— start of SUPPLIED MATERIAL —
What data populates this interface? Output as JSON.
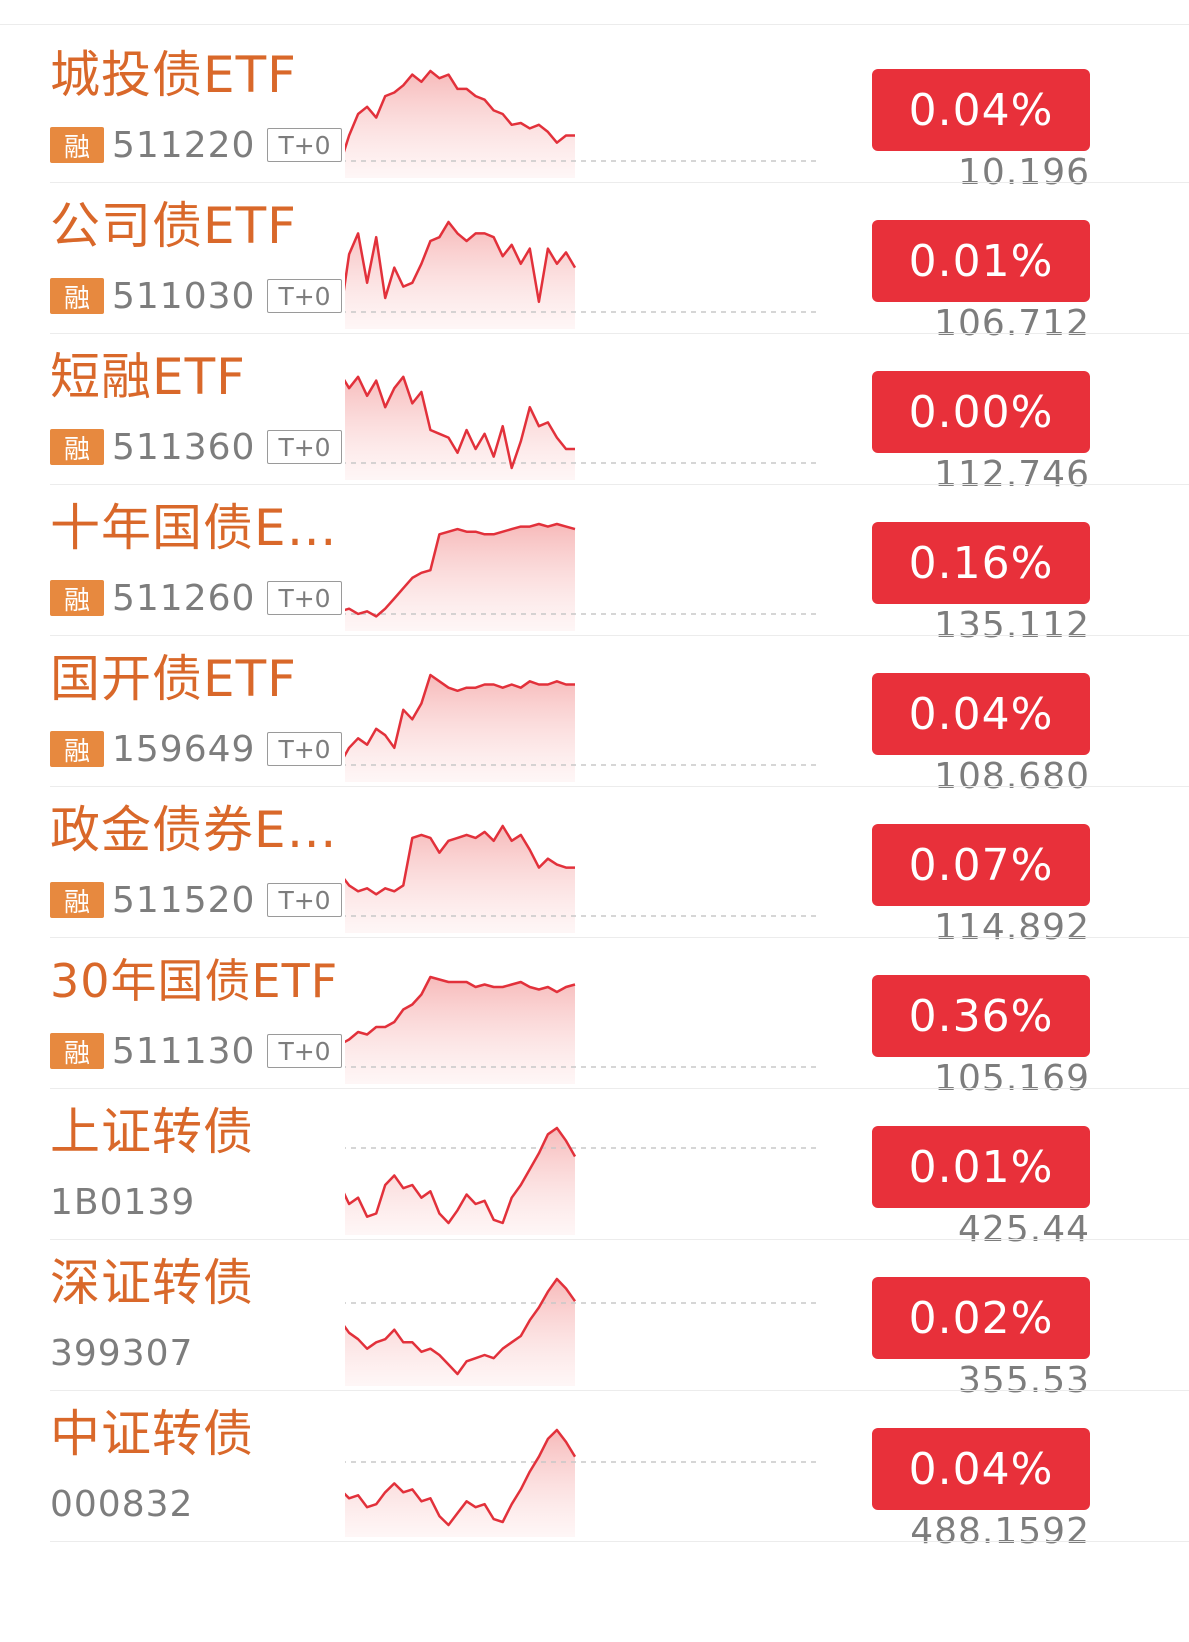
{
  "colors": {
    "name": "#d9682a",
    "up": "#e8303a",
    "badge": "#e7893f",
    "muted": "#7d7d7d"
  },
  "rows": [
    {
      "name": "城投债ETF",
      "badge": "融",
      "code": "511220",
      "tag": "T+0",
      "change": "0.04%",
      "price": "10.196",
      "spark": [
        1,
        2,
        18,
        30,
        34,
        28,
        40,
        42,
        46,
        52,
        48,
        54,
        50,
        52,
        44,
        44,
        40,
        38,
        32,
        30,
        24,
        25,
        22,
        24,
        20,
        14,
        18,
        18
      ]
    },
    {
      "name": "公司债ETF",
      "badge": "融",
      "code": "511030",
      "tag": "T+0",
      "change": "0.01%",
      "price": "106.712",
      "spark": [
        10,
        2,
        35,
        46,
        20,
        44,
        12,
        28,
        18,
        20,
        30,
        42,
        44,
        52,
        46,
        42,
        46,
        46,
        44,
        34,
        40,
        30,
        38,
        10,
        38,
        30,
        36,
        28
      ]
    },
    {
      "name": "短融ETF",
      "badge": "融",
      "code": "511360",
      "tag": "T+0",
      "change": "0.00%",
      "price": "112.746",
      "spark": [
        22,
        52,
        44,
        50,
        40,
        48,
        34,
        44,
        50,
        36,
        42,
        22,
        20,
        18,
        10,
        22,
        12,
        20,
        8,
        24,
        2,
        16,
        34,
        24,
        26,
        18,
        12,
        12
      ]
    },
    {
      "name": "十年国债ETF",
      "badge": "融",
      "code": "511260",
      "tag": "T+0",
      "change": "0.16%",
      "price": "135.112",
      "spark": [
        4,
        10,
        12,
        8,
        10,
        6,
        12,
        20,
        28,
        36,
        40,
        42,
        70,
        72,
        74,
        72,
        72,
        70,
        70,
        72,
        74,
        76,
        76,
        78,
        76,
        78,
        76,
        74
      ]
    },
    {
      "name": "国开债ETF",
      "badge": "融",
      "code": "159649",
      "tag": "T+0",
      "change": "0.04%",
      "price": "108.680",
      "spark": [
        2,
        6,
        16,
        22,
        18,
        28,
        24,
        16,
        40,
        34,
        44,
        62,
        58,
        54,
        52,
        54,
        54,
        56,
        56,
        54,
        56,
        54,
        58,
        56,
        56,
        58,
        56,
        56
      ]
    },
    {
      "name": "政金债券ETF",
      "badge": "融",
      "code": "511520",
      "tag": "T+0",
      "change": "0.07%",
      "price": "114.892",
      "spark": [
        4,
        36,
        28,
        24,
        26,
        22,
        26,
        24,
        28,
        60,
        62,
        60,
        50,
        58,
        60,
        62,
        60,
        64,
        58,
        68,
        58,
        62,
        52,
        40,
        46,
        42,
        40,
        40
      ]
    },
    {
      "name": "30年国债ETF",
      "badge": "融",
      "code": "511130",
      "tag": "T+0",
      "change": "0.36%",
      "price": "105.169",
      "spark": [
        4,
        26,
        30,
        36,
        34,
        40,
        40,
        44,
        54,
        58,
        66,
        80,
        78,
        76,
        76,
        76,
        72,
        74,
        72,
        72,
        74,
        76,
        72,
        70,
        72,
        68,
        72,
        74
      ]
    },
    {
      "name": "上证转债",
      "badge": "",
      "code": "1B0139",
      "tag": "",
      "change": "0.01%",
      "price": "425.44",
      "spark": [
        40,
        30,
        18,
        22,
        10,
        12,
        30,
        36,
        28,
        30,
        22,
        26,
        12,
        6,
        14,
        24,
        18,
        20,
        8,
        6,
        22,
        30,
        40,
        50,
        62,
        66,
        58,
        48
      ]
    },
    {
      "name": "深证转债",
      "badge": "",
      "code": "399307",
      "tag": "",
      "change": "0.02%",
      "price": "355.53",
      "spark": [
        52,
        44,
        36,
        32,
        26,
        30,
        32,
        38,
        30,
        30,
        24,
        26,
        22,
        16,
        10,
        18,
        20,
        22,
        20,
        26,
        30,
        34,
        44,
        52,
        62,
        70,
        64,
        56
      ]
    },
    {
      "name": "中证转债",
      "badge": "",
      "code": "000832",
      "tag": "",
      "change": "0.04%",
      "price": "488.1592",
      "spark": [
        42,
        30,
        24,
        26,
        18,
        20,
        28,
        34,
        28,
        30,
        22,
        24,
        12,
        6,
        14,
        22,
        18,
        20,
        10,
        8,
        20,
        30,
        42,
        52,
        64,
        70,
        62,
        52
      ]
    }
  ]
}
— end of SUPPLIED MATERIAL —
▸ **TASK OBJECTIVE**
Reproduce each line exactly as it appears, omitting the pictures.

▸ **TASK RESULT**
What data populates this interface? Output as JSON.
{
  "colors": {
    "name": "#d9682a",
    "up": "#e8303a",
    "badge": "#e7893f",
    "muted": "#7d7d7d"
  },
  "rows": [
    {
      "name": "城投债ETF",
      "badge": "融",
      "code": "511220",
      "tag": "T+0",
      "change": "0.04%",
      "price": "10.196",
      "spark": [
        1,
        2,
        18,
        30,
        34,
        28,
        40,
        42,
        46,
        52,
        48,
        54,
        50,
        52,
        44,
        44,
        40,
        38,
        32,
        30,
        24,
        25,
        22,
        24,
        20,
        14,
        18,
        18
      ]
    },
    {
      "name": "公司债ETF",
      "badge": "融",
      "code": "511030",
      "tag": "T+0",
      "change": "0.01%",
      "price": "106.712",
      "spark": [
        10,
        2,
        35,
        46,
        20,
        44,
        12,
        28,
        18,
        20,
        30,
        42,
        44,
        52,
        46,
        42,
        46,
        46,
        44,
        34,
        40,
        30,
        38,
        10,
        38,
        30,
        36,
        28
      ]
    },
    {
      "name": "短融ETF",
      "badge": "融",
      "code": "511360",
      "tag": "T+0",
      "change": "0.00%",
      "price": "112.746",
      "spark": [
        22,
        52,
        44,
        50,
        40,
        48,
        34,
        44,
        50,
        36,
        42,
        22,
        20,
        18,
        10,
        22,
        12,
        20,
        8,
        24,
        2,
        16,
        34,
        24,
        26,
        18,
        12,
        12
      ]
    },
    {
      "name": "十年国债ETF",
      "badge": "融",
      "code": "511260",
      "tag": "T+0",
      "change": "0.16%",
      "price": "135.112",
      "spark": [
        4,
        10,
        12,
        8,
        10,
        6,
        12,
        20,
        28,
        36,
        40,
        42,
        70,
        72,
        74,
        72,
        72,
        70,
        70,
        72,
        74,
        76,
        76,
        78,
        76,
        78,
        76,
        74
      ]
    },
    {
      "name": "国开债ETF",
      "badge": "融",
      "code": "159649",
      "tag": "T+0",
      "change": "0.04%",
      "price": "108.680",
      "spark": [
        2,
        6,
        16,
        22,
        18,
        28,
        24,
        16,
        40,
        34,
        44,
        62,
        58,
        54,
        52,
        54,
        54,
        56,
        56,
        54,
        56,
        54,
        58,
        56,
        56,
        58,
        56,
        56
      ]
    },
    {
      "name": "政金债券ETF",
      "badge": "融",
      "code": "511520",
      "tag": "T+0",
      "change": "0.07%",
      "price": "114.892",
      "spark": [
        4,
        36,
        28,
        24,
        26,
        22,
        26,
        24,
        28,
        60,
        62,
        60,
        50,
        58,
        60,
        62,
        60,
        64,
        58,
        68,
        58,
        62,
        52,
        40,
        46,
        42,
        40,
        40
      ]
    },
    {
      "name": "30年国债ETF",
      "badge": "融",
      "code": "511130",
      "tag": "T+0",
      "change": "0.36%",
      "price": "105.169",
      "spark": [
        4,
        26,
        30,
        36,
        34,
        40,
        40,
        44,
        54,
        58,
        66,
        80,
        78,
        76,
        76,
        76,
        72,
        74,
        72,
        72,
        74,
        76,
        72,
        70,
        72,
        68,
        72,
        74
      ]
    },
    {
      "name": "上证转债",
      "badge": "",
      "code": "1B0139",
      "tag": "",
      "change": "0.01%",
      "price": "425.44",
      "spark": [
        40,
        30,
        18,
        22,
        10,
        12,
        30,
        36,
        28,
        30,
        22,
        26,
        12,
        6,
        14,
        24,
        18,
        20,
        8,
        6,
        22,
        30,
        40,
        50,
        62,
        66,
        58,
        48
      ]
    },
    {
      "name": "深证转债",
      "badge": "",
      "code": "399307",
      "tag": "",
      "change": "0.02%",
      "price": "355.53",
      "spark": [
        52,
        44,
        36,
        32,
        26,
        30,
        32,
        38,
        30,
        30,
        24,
        26,
        22,
        16,
        10,
        18,
        20,
        22,
        20,
        26,
        30,
        34,
        44,
        52,
        62,
        70,
        64,
        56
      ]
    },
    {
      "name": "中证转债",
      "badge": "",
      "code": "000832",
      "tag": "",
      "change": "0.04%",
      "price": "488.1592",
      "spark": [
        42,
        30,
        24,
        26,
        18,
        20,
        28,
        34,
        28,
        30,
        22,
        24,
        12,
        6,
        14,
        22,
        18,
        20,
        10,
        8,
        20,
        30,
        42,
        52,
        64,
        70,
        62,
        52
      ]
    }
  ]
}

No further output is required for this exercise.